(Extracts from a graphics dataset)
────────────────────────────────────────

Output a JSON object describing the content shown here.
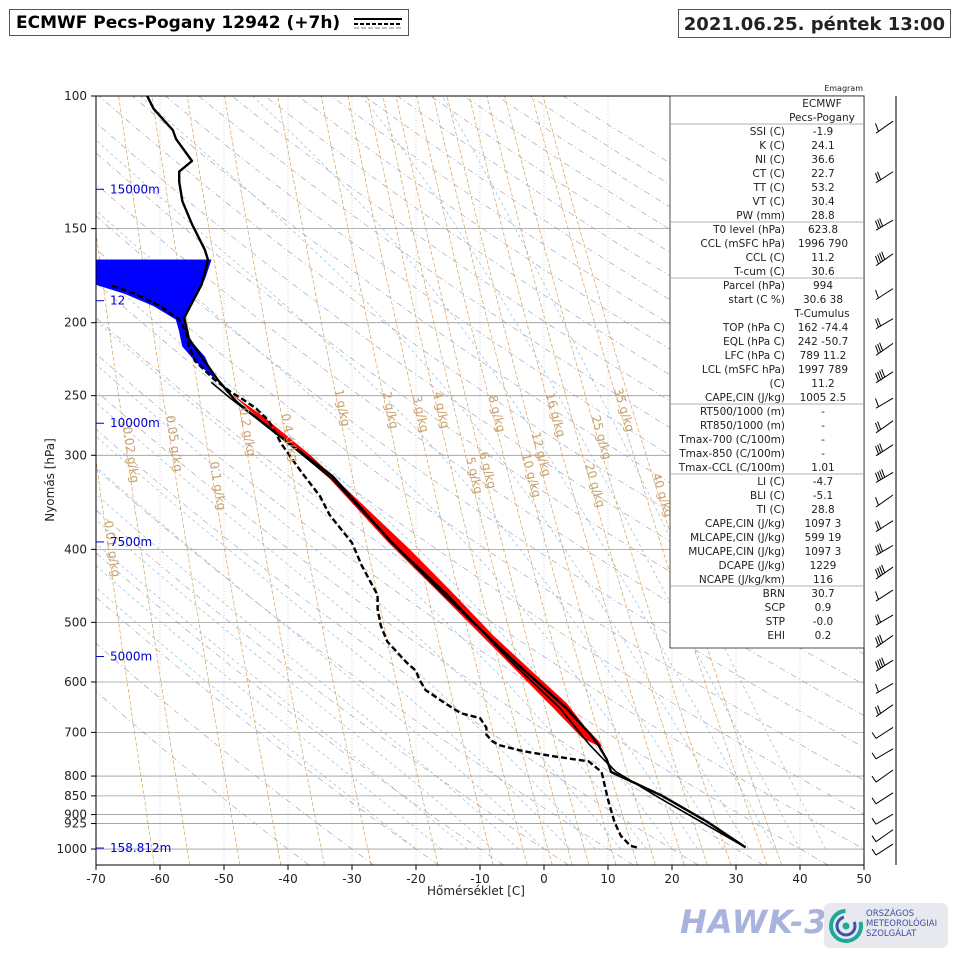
{
  "header": {
    "title": "ECMWF Pecs-Pogany 12942 (+7h)",
    "datetime": "2021.06.25. péntek 13:00"
  },
  "chart_label": "Emagram",
  "colors": {
    "temperature_line": "#000000",
    "dewpoint_line": "#000000",
    "cape_area": "#ff0000",
    "tropopause_area": "#0000ff",
    "mixing_ratio_lines": "#d2a66a",
    "height_labels": "#0000cc",
    "grid": "#b0b0b0"
  },
  "chart_data": {
    "type": "line",
    "title": "",
    "xlabel": "Hőmérséklet [C]",
    "ylabel": "Nyomás [hPa]",
    "xlim": [
      -70,
      50
    ],
    "ylim": [
      1050,
      100
    ],
    "y_scale": "log",
    "x_ticks": [
      "-70",
      "-60",
      "-50",
      "-40",
      "-30",
      "-20",
      "-10",
      "0",
      "10",
      "20",
      "30",
      "40",
      "50"
    ],
    "y_ticks": [
      "100",
      "150",
      "200",
      "250",
      "300",
      "400",
      "500",
      "600",
      "700",
      "800",
      "850",
      "900",
      "925",
      "1000"
    ],
    "height_labels": [
      {
        "p": 133,
        "label": "15000m"
      },
      {
        "p": 187,
        "label": "12"
      },
      {
        "p": 272,
        "label": "10000m"
      },
      {
        "p": 391,
        "label": "7500m"
      },
      {
        "p": 555,
        "label": "5000m"
      },
      {
        "p": 997,
        "label": "158.812m"
      }
    ],
    "mixing_ratio_labels": [
      "0.02 g/kg",
      "0.05 g/kg",
      "0.1 g/kg",
      "0.2 g/kg",
      "0.4 g/kg",
      "0.01 g/kg",
      "1 g/kg",
      "2 g/kg",
      "3 g/kg",
      "4 g/kg",
      "5 g/kg",
      "6 g/kg",
      "8 g/kg",
      "10 g/kg",
      "12 g/kg",
      "16 g/kg",
      "20 g/kg",
      "25 g/kg",
      "35 g/kg",
      "40 g/kg"
    ],
    "series": [
      {
        "name": "temperature",
        "style": "solid",
        "points": [
          [
            31.5,
            995
          ],
          [
            25.5,
            920
          ],
          [
            18.5,
            850
          ],
          [
            10.5,
            790
          ],
          [
            9.8,
            760
          ],
          [
            8.6,
            730
          ],
          [
            7.3,
            705
          ],
          [
            3.5,
            650
          ],
          [
            -5.0,
            560
          ],
          [
            -15.5,
            460
          ],
          [
            -24.0,
            390
          ],
          [
            -33.0,
            320
          ],
          [
            -42.0,
            280
          ],
          [
            -48.0,
            255
          ],
          [
            -51.0,
            238
          ],
          [
            -53.5,
            222
          ],
          [
            -55.5,
            210
          ],
          [
            -56.2,
            197
          ],
          [
            -53.5,
            178
          ],
          [
            -52.5,
            165
          ],
          [
            -53.0,
            160
          ],
          [
            -55.0,
            148
          ],
          [
            -56.5,
            138
          ],
          [
            -57.0,
            130
          ],
          [
            -57.0,
            126
          ],
          [
            -55.0,
            122
          ],
          [
            -57.5,
            114
          ],
          [
            -58.0,
            111
          ],
          [
            -61.0,
            104
          ],
          [
            -62.0,
            100
          ]
        ]
      },
      {
        "name": "dewpoint",
        "style": "dashed",
        "points": [
          [
            14.5,
            995
          ],
          [
            13.5,
            990
          ],
          [
            12.0,
            960
          ],
          [
            11.0,
            920
          ],
          [
            10.0,
            860
          ],
          [
            9.0,
            790
          ],
          [
            7.0,
            765
          ],
          [
            1.0,
            752
          ],
          [
            -3.0,
            742
          ],
          [
            -7.0,
            728
          ],
          [
            -8.0,
            720
          ],
          [
            -9.0,
            705
          ],
          [
            -9.0,
            690
          ],
          [
            -10.0,
            670
          ],
          [
            -13.0,
            660
          ],
          [
            -15.5,
            640
          ],
          [
            -18.5,
            615
          ],
          [
            -19.5,
            595
          ],
          [
            -20.0,
            580
          ],
          [
            -21.5,
            565
          ],
          [
            -24.5,
            530
          ],
          [
            -25.5,
            505
          ],
          [
            -26.0,
            480
          ],
          [
            -26.0,
            460
          ],
          [
            -28.5,
            420
          ],
          [
            -30.0,
            392
          ],
          [
            -33.5,
            360
          ],
          [
            -35.0,
            340
          ],
          [
            -38.0,
            315
          ],
          [
            -41.0,
            290
          ],
          [
            -43.0,
            270
          ],
          [
            -45.0,
            260
          ],
          [
            -47.0,
            253
          ],
          [
            -49.0,
            247
          ],
          [
            -51.5,
            238
          ],
          [
            -54.5,
            225
          ],
          [
            -55.5,
            215
          ],
          [
            -56.0,
            205
          ],
          [
            -57.0,
            198
          ],
          [
            -60.0,
            190
          ],
          [
            -64.0,
            183
          ],
          [
            -68.0,
            178
          ]
        ]
      },
      {
        "name": "parcel",
        "style": "solid",
        "points": [
          [
            31.5,
            995
          ],
          [
            25.0,
            925
          ],
          [
            18.0,
            855
          ],
          [
            11.2,
            789
          ],
          [
            9.3,
            760
          ],
          [
            7.0,
            725
          ],
          [
            2.5,
            650
          ],
          [
            -5.5,
            560
          ],
          [
            -15.0,
            460
          ],
          [
            -24.0,
            390
          ],
          [
            -33.0,
            323
          ],
          [
            -42.0,
            280
          ],
          [
            -49.0,
            252
          ],
          [
            -52.0,
            240
          ]
        ]
      },
      {
        "name": "cape",
        "style": "fill",
        "points": [
          [
            9.0,
            730
          ],
          [
            8.6,
            720
          ],
          [
            6.5,
            690
          ],
          [
            3.5,
            640
          ],
          [
            -2.0,
            580
          ],
          [
            -8.0,
            520
          ],
          [
            -14.5,
            455
          ],
          [
            -21.0,
            400
          ],
          [
            -28.5,
            348
          ],
          [
            -36.5,
            300
          ],
          [
            -44.0,
            266
          ],
          [
            -48.5,
            250
          ],
          [
            -43.0,
            275
          ],
          [
            -33.5,
            322
          ],
          [
            -24.5,
            390
          ],
          [
            -16.0,
            460
          ],
          [
            -6.0,
            560
          ],
          [
            1.5,
            650
          ],
          [
            6.0,
            712
          ],
          [
            8.6,
            730
          ]
        ]
      },
      {
        "name": "tropopause",
        "style": "fill",
        "points": [
          [
            -52.0,
            165
          ],
          [
            -70.0,
            165
          ],
          [
            -70.0,
            178
          ],
          [
            -65.5,
            183
          ],
          [
            -61.0,
            190
          ],
          [
            -57.5,
            198
          ],
          [
            -57.0,
            205
          ],
          [
            -56.5,
            215
          ],
          [
            -54.5,
            225
          ],
          [
            -52.5,
            233
          ],
          [
            -51.5,
            237
          ],
          [
            -53.0,
            222
          ],
          [
            -55.5,
            210
          ],
          [
            -56.2,
            197
          ],
          [
            -54.5,
            185
          ],
          [
            -53.0,
            175
          ]
        ]
      }
    ]
  },
  "indices": [
    {
      "label": "",
      "value": "ECMWF",
      "sep": false,
      "center": true
    },
    {
      "label": "",
      "value": "Pecs-Pogany",
      "sep": true,
      "center": true
    },
    {
      "label": "SSI (C)",
      "value": "-1.9",
      "sep": false
    },
    {
      "label": "K (C)",
      "value": "24.1",
      "sep": false
    },
    {
      "label": "NI (C)",
      "value": "36.6",
      "sep": false
    },
    {
      "label": "CT (C)",
      "value": "22.7",
      "sep": false
    },
    {
      "label": "TT (C)",
      "value": "53.2",
      "sep": false
    },
    {
      "label": "VT (C)",
      "value": "30.4",
      "sep": false
    },
    {
      "label": "PW (mm)",
      "value": "28.8",
      "sep": true
    },
    {
      "label": "T0 level (hPa)",
      "value": "623.8",
      "sep": false
    },
    {
      "label": "CCL (mSFC  hPa)",
      "value": "1996  790",
      "sep": false
    },
    {
      "label": "CCL (C)",
      "value": "11.2",
      "sep": false
    },
    {
      "label": "T-cum (C)",
      "value": "30.6",
      "sep": true
    },
    {
      "label": "Parcel  (hPa)",
      "value": "994",
      "sep": false
    },
    {
      "label": "start (C  %)",
      "value": "30.6  38",
      "sep": false
    },
    {
      "label": "",
      "value": "T-Cumulus",
      "sep": false,
      "center": true
    },
    {
      "label": "TOP (hPa  C)",
      "value": "162  -74.4",
      "sep": false
    },
    {
      "label": "EQL (hPa  C)",
      "value": "242  -50.7",
      "sep": false
    },
    {
      "label": "LFC (hPa  C)",
      "value": "789  11.2",
      "sep": false
    },
    {
      "label": "LCL (mSFC  hPa)",
      "value": "1997  789",
      "sep": false
    },
    {
      "label": "(C)",
      "value": "11.2",
      "sep": false
    },
    {
      "label": "CAPE,CIN (J/kg)",
      "value": "1005  2.5",
      "sep": true
    },
    {
      "label": "RT500/1000 (m)",
      "value": "-",
      "sep": false
    },
    {
      "label": "RT850/1000 (m)",
      "value": "-",
      "sep": false
    },
    {
      "label": "Tmax-700 (C/100m)",
      "value": "-",
      "sep": false
    },
    {
      "label": "Tmax-850 (C/100m)",
      "value": "-",
      "sep": false
    },
    {
      "label": "Tmax-CCL (C/100m)",
      "value": "1.01",
      "sep": true
    },
    {
      "label": "LI (C)",
      "value": "-4.7",
      "sep": false
    },
    {
      "label": "BLI (C)",
      "value": "-5.1",
      "sep": false
    },
    {
      "label": "TI (C)",
      "value": "28.8",
      "sep": false
    },
    {
      "label": "CAPE,CIN (J/kg)",
      "value": "1097     3",
      "sep": false
    },
    {
      "label": "MLCAPE,CIN (J/kg)",
      "value": "599    19",
      "sep": false
    },
    {
      "label": "MUCAPE,CIN (J/kg)",
      "value": "1097     3",
      "sep": false
    },
    {
      "label": "DCAPE (J/kg)",
      "value": "1229",
      "sep": false
    },
    {
      "label": "NCAPE (J/kg/km)",
      "value": "116",
      "sep": true
    },
    {
      "label": "BRN",
      "value": "30.7",
      "sep": false
    },
    {
      "label": "SCP",
      "value": "0.9",
      "sep": false
    },
    {
      "label": "STP",
      "value": "-0.0",
      "sep": false
    },
    {
      "label": "EHI",
      "value": "0.2",
      "sep": false
    }
  ],
  "footer": {
    "brand": "HAWK-3",
    "org_line1": "ORSZÁGOS",
    "org_line2": "METEOROLÓGIAI",
    "org_line3": "SZOLGÁLAT"
  }
}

────────────────────────────────────────

List every line in the records above that contains the word "mSFC".

» **Output**:
      "label": "CCL (mSFC  hPa)",
      "label": "LCL (mSFC  hPa)",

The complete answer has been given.